* Entries provided:
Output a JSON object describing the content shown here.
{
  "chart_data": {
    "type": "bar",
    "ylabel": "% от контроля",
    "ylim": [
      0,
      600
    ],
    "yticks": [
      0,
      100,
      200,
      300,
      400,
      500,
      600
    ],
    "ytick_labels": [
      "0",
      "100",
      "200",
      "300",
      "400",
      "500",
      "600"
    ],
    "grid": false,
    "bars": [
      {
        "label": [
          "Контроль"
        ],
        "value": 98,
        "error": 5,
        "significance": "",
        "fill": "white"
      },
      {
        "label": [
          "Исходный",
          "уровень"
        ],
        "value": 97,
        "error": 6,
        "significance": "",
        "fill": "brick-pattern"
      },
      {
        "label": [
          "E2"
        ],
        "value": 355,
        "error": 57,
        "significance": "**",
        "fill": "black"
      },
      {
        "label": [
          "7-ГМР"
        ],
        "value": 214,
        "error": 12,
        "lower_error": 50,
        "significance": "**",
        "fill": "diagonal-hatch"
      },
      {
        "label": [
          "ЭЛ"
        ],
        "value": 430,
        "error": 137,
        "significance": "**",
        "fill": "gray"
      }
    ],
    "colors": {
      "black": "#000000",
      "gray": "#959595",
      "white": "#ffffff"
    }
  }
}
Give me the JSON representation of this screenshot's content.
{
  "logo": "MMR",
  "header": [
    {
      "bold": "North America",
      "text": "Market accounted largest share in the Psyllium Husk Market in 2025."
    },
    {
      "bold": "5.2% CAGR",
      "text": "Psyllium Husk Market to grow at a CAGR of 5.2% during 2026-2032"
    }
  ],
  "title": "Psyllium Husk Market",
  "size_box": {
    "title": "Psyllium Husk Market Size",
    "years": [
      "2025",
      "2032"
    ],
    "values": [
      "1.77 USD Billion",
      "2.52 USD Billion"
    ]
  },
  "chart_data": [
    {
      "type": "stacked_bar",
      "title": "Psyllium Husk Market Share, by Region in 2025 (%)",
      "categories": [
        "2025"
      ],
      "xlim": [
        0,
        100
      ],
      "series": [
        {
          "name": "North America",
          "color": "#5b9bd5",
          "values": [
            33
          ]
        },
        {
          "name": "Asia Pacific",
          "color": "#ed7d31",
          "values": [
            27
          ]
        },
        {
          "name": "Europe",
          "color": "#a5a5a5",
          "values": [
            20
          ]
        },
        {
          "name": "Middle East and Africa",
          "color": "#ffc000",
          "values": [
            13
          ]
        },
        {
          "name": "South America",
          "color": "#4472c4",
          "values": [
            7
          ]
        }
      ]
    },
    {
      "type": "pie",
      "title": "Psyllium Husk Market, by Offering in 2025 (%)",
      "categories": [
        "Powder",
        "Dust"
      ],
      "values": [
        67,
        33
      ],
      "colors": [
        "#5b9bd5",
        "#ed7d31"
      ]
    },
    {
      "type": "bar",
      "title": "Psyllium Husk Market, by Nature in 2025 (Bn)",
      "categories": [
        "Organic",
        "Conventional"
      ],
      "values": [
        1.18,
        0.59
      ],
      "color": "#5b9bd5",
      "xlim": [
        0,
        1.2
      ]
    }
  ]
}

* Aim of the task: All of the data needs to be printed once more, exactly.

* Task solution:
Output a JSON object describing the content shown here.
{
  "chart_data": {
    "type": "bar",
    "ylabel": "% от контроля",
    "ylim": [
      0,
      600
    ],
    "yticks": [
      0,
      100,
      200,
      300,
      400,
      500,
      600
    ],
    "ytick_labels": [
      "0",
      "100",
      "200",
      "300",
      "400",
      "500",
      "600"
    ],
    "grid": false,
    "bars": [
      {
        "label": [
          "Контроль"
        ],
        "value": 98,
        "error": 5,
        "significance": "",
        "fill": "white"
      },
      {
        "label": [
          "Исходный",
          "уровень"
        ],
        "value": 97,
        "error": 6,
        "significance": "",
        "fill": "brick-pattern"
      },
      {
        "label": [
          "E2"
        ],
        "value": 355,
        "error": 57,
        "significance": "**",
        "fill": "black"
      },
      {
        "label": [
          "7-ГМР"
        ],
        "value": 214,
        "error": 12,
        "lower_error": 50,
        "significance": "**",
        "fill": "diagonal-hatch"
      },
      {
        "label": [
          "ЭЛ"
        ],
        "value": 430,
        "error": 137,
        "significance": "**",
        "fill": "gray"
      }
    ],
    "colors": {
      "black": "#000000",
      "gray": "#959595",
      "white": "#ffffff"
    }
  }
}
Give me the JSON representation of this screenshot's content.
{
  "logo": "MMR",
  "header": [
    {
      "bold": "North America",
      "text": "Market accounted largest share in the Psyllium Husk Market in 2025."
    },
    {
      "bold": "5.2% CAGR",
      "text": "Psyllium Husk Market to grow at a CAGR of 5.2% during 2026-2032"
    }
  ],
  "title": "Psyllium Husk Market",
  "size_box": {
    "title": "Psyllium Husk Market Size",
    "years": [
      "2025",
      "2032"
    ],
    "values": [
      "1.77 USD Billion",
      "2.52 USD Billion"
    ]
  },
  "chart_data": [
    {
      "type": "stacked_bar",
      "title": "Psyllium Husk Market Share, by Region in 2025 (%)",
      "categories": [
        "2025"
      ],
      "xlim": [
        0,
        100
      ],
      "series": [
        {
          "name": "North America",
          "color": "#5b9bd5",
          "values": [
            33
          ]
        },
        {
          "name": "Asia Pacific",
          "color": "#ed7d31",
          "values": [
            27
          ]
        },
        {
          "name": "Europe",
          "color": "#a5a5a5",
          "values": [
            20
          ]
        },
        {
          "name": "Middle East and Africa",
          "color": "#ffc000",
          "values": [
            13
          ]
        },
        {
          "name": "South America",
          "color": "#4472c4",
          "values": [
            7
          ]
        }
      ]
    },
    {
      "type": "pie",
      "title": "Psyllium Husk Market, by Offering in 2025 (%)",
      "categories": [
        "Powder",
        "Dust"
      ],
      "values": [
        67,
        33
      ],
      "colors": [
        "#5b9bd5",
        "#ed7d31"
      ]
    },
    {
      "type": "bar",
      "title": "Psyllium Husk Market, by Nature in 2025 (Bn)",
      "categories": [
        "Organic",
        "Conventional"
      ],
      "values": [
        1.18,
        0.59
      ],
      "color": "#5b9bd5",
      "xlim": [
        0,
        1.2
      ]
    }
  ]
}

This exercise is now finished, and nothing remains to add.